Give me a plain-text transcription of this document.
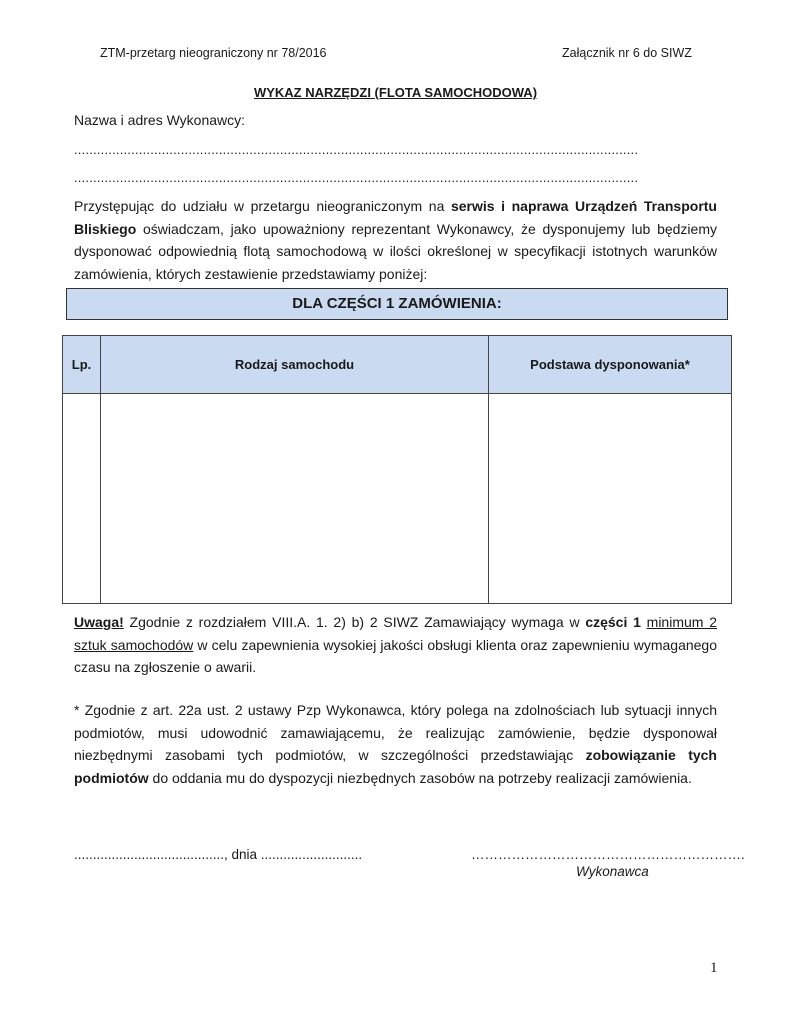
ZTM-przetarg nieograniczony nr 78/2016	Załącznik nr 6 do SIWZ
WYKAZ NARZĘDZI (FLOTA SAMOCHODOWA)
Nazwa i adres Wykonawcy:
....................................................................................................................................................
....................................................................................................................................................
Przystępując do udziału w przetargu nieograniczonym na serwis i naprawa Urządzeń Transportu Bliskiego oświadczam, jako upoważniony reprezentant Wykonawcy, że dysponujemy lub będziemy dysponować odpowiednią flotą samochodową w ilości określonej w specyfikacji istotnych warunków zamówienia, których zestawienie przedstawiamy poniżej:
DLA CZĘŚCI 1 ZAMÓWIENIA:
Lp.	Rodzaj samochodu	Podstawa dysponowania*

Uwaga! Zgodnie z rozdziałem VIII.A. 1. 2) b) 2 SIWZ Zamawiający wymaga w części 1 minimum 2 sztuk samochodów w celu zapewnienia wysokiej jakości obsługi klienta oraz zapewnieniu wymaganego czasu na zgłoszenie o awarii.
* Zgodnie z art. 22a ust. 2 ustawy Pzp Wykonawca, który polega na zdolnościach lub sytuacji innych podmiotów, musi udowodnić zamawiającemu, że realizując zamówienie, będzie dysponował niezbędnymi zasobami tych podmiotów, w szczególności przedstawiając zobowiązanie tych podmiotów do oddania mu do dyspozycji niezbędnych zasobów na potrzeby realizacji zamówienia.
........................................, dnia ...........................	…………………………………………………….
Wykonawca
1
——
- _Required work_
Collect the complete line wherever the string "Wykonawcy" appears in the records.

- _Response for this exercise_
Nazwa i adres Wykonawcy:
Przystępując do udziału w przetargu nieograniczonym na serwis i naprawa Urządzeń Transportu Bliskiego oświadczam, jako upoważniony reprezentant Wykonawcy, że dysponujemy lub będziemy dysponować odpowiednią flotą samochodową w ilości określonej w specyfikacji istotnych warunków zamówienia, których zestawienie przedstawiamy poniżej:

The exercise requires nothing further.